• The request
Identify and pull out each line of the entries in which "title" occurs.

• Exercise materials
━━━━━━━━━━

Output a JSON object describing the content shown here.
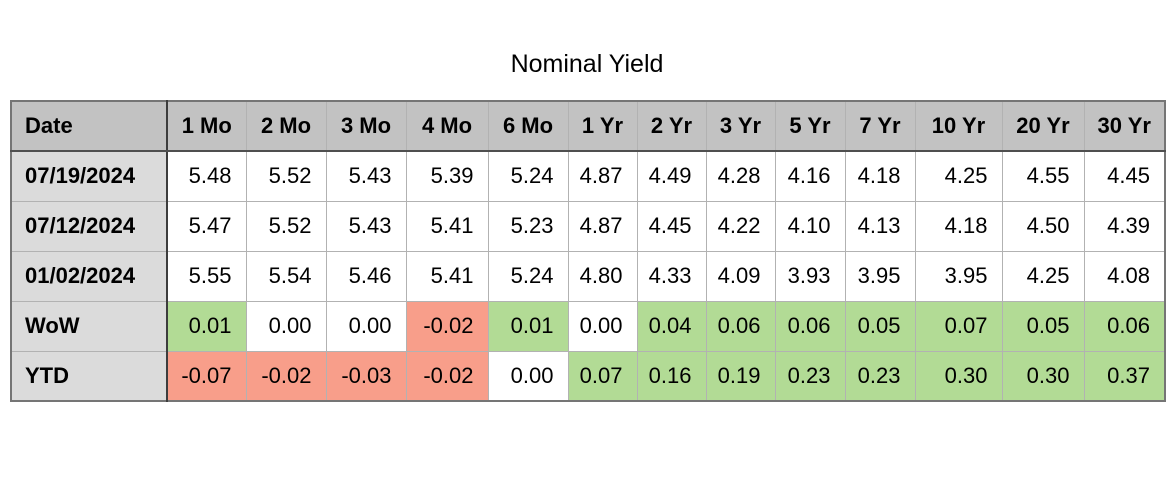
{
  "title": "Nominal Yield",
  "chart_data": {
    "type": "table",
    "title": "Nominal Yield",
    "columns": [
      "Date",
      "1 Mo",
      "2 Mo",
      "3 Mo",
      "4 Mo",
      "6 Mo",
      "1 Yr",
      "2 Yr",
      "3 Yr",
      "5 Yr",
      "7 Yr",
      "10 Yr",
      "20 Yr",
      "30 Yr"
    ],
    "rows": [
      {
        "label": "07/19/2024",
        "values": [
          "5.48",
          "5.52",
          "5.43",
          "5.39",
          "5.24",
          "4.87",
          "4.49",
          "4.28",
          "4.16",
          "4.18",
          "4.25",
          "4.55",
          "4.45"
        ],
        "highlights": [
          "none",
          "none",
          "none",
          "none",
          "none",
          "none",
          "none",
          "none",
          "none",
          "none",
          "none",
          "none",
          "none"
        ]
      },
      {
        "label": "07/12/2024",
        "values": [
          "5.47",
          "5.52",
          "5.43",
          "5.41",
          "5.23",
          "4.87",
          "4.45",
          "4.22",
          "4.10",
          "4.13",
          "4.18",
          "4.50",
          "4.39"
        ],
        "highlights": [
          "none",
          "none",
          "none",
          "none",
          "none",
          "none",
          "none",
          "none",
          "none",
          "none",
          "none",
          "none",
          "none"
        ]
      },
      {
        "label": "01/02/2024",
        "values": [
          "5.55",
          "5.54",
          "5.46",
          "5.41",
          "5.24",
          "4.80",
          "4.33",
          "4.09",
          "3.93",
          "3.95",
          "3.95",
          "4.25",
          "4.08"
        ],
        "highlights": [
          "none",
          "none",
          "none",
          "none",
          "none",
          "none",
          "none",
          "none",
          "none",
          "none",
          "none",
          "none",
          "none"
        ]
      },
      {
        "label": "WoW",
        "values": [
          "0.01",
          "0.00",
          "0.00",
          "-0.02",
          "0.01",
          "0.00",
          "0.04",
          "0.06",
          "0.06",
          "0.05",
          "0.07",
          "0.05",
          "0.06"
        ],
        "highlights": [
          "positive",
          "none",
          "none",
          "negative",
          "positive",
          "none",
          "positive",
          "positive",
          "positive",
          "positive",
          "positive",
          "positive",
          "positive"
        ]
      },
      {
        "label": "YTD",
        "values": [
          "-0.07",
          "-0.02",
          "-0.03",
          "-0.02",
          "0.00",
          "0.07",
          "0.16",
          "0.19",
          "0.23",
          "0.23",
          "0.30",
          "0.30",
          "0.37"
        ],
        "highlights": [
          "negative",
          "negative",
          "negative",
          "negative",
          "none",
          "positive",
          "positive",
          "positive",
          "positive",
          "positive",
          "positive",
          "positive",
          "positive"
        ]
      }
    ]
  },
  "colors": {
    "positive_bg": "#b2db95",
    "negative_bg": "#f89e8a",
    "header_bg": "#c2c2c2",
    "label_bg": "#dbdbdb",
    "grid_line": "#b2b2b2",
    "outer_border": "#757575",
    "header_divider": "#4f4f4f",
    "label_divider": "#3d3d3d"
  }
}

━━━━━━━━━━

• Solution to this exercise
  "title": "Nominal Yield",
    "title": "Nominal Yield",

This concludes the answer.